**Stored records**:

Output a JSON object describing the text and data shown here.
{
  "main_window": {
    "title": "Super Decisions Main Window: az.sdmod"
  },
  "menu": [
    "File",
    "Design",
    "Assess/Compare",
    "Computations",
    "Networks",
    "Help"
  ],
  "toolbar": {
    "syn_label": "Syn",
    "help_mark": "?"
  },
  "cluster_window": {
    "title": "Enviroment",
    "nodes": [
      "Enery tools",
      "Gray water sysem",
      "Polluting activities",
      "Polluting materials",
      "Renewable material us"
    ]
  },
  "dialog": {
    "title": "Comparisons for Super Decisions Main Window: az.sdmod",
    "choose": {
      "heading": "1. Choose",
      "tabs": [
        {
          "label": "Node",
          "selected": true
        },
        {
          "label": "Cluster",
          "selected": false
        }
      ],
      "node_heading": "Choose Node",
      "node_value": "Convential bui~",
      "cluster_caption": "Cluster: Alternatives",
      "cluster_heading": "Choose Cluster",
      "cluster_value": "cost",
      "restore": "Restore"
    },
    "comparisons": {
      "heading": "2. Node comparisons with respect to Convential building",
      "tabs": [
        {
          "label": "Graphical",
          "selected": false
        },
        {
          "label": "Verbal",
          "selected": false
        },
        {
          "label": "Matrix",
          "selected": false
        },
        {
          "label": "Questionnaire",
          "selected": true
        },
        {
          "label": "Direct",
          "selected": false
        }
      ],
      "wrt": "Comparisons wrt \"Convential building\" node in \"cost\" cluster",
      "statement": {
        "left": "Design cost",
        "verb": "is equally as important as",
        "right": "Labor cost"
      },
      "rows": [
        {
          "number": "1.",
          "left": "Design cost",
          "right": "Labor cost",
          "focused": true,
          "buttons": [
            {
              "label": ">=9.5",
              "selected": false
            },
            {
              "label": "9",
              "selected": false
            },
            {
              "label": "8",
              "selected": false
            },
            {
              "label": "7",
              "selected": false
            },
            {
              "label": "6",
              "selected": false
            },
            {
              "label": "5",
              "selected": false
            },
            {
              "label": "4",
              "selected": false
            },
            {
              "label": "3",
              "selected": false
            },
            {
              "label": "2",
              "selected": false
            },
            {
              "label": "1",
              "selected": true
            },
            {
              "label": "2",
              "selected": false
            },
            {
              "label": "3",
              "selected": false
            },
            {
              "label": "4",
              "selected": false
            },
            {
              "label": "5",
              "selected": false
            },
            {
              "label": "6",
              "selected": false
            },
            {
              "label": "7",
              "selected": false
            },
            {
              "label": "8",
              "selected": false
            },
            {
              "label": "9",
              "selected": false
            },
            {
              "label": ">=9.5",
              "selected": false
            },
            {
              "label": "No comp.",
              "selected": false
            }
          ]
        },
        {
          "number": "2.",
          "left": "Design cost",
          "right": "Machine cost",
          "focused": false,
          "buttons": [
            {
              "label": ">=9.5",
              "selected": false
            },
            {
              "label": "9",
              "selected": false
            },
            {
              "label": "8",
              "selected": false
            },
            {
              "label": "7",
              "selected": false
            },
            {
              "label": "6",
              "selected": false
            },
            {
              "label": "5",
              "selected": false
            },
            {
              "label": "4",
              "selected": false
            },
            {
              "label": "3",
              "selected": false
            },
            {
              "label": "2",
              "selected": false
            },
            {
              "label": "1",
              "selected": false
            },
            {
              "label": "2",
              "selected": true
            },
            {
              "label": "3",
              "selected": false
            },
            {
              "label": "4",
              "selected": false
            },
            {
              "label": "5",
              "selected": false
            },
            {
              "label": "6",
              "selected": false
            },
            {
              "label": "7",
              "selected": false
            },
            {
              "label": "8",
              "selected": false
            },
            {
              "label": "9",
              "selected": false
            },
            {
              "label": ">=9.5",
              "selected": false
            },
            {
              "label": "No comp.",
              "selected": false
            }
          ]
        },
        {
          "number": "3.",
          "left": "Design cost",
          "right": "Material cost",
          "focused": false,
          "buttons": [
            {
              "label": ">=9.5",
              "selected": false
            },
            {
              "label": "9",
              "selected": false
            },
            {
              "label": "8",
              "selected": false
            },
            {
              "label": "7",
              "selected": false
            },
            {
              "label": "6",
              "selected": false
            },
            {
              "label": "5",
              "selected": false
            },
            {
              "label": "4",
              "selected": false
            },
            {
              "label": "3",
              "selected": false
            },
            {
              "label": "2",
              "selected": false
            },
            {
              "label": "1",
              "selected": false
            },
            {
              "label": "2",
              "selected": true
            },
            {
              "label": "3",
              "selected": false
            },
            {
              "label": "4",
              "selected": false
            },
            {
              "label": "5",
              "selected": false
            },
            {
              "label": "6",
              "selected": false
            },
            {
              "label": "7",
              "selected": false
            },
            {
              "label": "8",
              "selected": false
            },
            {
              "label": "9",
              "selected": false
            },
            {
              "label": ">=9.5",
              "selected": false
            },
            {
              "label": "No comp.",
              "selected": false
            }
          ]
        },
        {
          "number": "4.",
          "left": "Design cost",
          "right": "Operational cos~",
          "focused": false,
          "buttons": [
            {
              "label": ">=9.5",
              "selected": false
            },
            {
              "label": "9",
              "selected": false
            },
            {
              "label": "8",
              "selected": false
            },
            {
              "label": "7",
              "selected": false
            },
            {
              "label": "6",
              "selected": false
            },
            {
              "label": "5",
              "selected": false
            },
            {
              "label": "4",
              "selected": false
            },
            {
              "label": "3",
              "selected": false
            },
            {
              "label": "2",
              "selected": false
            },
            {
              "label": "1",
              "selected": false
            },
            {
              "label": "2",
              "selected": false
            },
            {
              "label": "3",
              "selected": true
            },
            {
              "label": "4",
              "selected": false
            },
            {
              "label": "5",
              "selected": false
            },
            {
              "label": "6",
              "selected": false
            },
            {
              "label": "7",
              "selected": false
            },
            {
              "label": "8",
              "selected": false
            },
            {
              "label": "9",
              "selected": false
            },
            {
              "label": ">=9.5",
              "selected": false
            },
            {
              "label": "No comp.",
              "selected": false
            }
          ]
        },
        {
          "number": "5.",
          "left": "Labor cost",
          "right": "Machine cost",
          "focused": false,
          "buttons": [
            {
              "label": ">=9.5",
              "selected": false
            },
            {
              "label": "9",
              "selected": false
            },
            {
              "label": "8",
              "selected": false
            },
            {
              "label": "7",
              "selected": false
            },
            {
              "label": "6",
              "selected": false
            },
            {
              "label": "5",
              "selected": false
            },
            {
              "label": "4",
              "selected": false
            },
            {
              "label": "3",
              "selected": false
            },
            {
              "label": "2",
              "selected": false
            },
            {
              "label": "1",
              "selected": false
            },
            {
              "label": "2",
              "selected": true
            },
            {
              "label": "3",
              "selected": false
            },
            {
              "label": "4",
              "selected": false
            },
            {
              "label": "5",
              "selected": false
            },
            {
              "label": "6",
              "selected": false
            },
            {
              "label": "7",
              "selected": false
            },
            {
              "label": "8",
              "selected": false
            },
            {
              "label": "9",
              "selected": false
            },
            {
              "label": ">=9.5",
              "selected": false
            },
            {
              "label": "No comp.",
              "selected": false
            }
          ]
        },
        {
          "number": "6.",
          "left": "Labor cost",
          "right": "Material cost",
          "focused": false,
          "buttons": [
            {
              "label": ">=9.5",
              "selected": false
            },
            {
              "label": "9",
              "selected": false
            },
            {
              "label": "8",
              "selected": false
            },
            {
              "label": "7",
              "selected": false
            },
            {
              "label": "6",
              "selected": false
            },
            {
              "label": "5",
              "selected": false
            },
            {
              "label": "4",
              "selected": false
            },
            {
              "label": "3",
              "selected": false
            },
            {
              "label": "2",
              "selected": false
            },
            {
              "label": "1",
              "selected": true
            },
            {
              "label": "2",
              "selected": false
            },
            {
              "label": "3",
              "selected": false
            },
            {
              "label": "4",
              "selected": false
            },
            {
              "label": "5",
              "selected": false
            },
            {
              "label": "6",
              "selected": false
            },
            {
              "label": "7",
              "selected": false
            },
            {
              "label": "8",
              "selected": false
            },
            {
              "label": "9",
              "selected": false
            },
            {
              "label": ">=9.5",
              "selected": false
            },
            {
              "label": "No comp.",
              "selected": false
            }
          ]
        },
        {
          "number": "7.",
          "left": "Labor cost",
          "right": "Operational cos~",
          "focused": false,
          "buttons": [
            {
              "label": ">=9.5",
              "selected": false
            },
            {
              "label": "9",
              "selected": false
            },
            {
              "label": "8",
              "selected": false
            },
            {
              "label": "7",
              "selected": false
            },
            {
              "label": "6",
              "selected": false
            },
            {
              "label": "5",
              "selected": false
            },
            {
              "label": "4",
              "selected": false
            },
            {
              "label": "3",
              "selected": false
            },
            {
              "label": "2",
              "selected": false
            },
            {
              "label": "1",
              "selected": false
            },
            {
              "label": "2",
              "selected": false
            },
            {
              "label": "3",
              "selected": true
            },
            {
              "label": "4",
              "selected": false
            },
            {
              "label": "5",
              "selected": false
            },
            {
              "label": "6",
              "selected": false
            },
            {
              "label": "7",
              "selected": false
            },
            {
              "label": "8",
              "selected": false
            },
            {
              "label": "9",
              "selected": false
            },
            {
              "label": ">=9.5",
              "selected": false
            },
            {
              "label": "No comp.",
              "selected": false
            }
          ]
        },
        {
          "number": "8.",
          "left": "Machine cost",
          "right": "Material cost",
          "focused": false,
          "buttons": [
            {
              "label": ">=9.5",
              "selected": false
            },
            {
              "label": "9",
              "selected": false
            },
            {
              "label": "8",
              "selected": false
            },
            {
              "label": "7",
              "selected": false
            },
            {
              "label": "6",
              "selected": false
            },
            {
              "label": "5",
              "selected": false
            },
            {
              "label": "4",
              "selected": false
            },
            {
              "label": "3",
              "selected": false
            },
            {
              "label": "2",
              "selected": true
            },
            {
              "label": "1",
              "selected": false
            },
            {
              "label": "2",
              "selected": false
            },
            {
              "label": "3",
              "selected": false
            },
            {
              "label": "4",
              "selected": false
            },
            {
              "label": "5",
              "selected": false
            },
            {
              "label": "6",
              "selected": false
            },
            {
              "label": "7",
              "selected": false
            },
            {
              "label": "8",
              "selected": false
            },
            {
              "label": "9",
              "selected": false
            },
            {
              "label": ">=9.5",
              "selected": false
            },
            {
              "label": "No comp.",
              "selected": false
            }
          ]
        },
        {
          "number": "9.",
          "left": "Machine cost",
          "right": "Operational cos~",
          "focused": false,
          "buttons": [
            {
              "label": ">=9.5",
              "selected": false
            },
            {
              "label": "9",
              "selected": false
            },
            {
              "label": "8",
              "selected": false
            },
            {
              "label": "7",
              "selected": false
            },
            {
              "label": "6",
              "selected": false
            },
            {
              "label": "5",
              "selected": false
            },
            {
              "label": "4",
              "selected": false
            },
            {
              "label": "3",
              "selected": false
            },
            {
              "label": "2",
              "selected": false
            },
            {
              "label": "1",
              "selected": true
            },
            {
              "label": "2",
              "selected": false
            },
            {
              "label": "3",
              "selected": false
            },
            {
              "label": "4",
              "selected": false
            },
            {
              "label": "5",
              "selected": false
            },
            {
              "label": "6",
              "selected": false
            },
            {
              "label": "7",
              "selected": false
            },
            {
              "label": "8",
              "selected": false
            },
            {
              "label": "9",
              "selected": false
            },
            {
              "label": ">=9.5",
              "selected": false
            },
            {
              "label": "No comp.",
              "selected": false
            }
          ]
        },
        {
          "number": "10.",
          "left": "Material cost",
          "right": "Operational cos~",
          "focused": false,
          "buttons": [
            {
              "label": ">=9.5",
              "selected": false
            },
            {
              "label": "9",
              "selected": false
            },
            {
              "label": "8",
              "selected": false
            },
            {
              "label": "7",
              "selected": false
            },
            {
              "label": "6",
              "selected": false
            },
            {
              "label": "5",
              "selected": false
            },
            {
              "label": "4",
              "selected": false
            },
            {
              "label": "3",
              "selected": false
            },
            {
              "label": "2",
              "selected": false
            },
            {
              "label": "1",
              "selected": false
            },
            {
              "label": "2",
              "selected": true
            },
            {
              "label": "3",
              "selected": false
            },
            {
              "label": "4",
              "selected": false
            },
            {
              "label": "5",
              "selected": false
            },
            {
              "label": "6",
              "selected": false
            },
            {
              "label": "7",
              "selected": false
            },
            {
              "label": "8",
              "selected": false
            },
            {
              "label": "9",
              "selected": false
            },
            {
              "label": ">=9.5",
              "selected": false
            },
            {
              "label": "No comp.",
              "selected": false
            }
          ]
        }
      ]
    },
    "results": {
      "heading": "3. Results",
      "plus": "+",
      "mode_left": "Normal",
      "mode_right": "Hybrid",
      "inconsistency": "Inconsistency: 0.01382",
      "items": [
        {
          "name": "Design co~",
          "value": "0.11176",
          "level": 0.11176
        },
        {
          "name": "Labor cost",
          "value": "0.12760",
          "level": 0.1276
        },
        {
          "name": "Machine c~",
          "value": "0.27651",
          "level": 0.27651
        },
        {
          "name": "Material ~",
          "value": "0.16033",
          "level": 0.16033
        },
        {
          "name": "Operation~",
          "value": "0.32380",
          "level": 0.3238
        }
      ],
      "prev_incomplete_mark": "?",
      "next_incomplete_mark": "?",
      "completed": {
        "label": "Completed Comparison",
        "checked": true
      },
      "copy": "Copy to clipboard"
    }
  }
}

**Problem to work on**: Select every line in the records above that contains the word "Polluting".

**Response to the exercise**:
      "Polluting activities",
      "Polluting materials",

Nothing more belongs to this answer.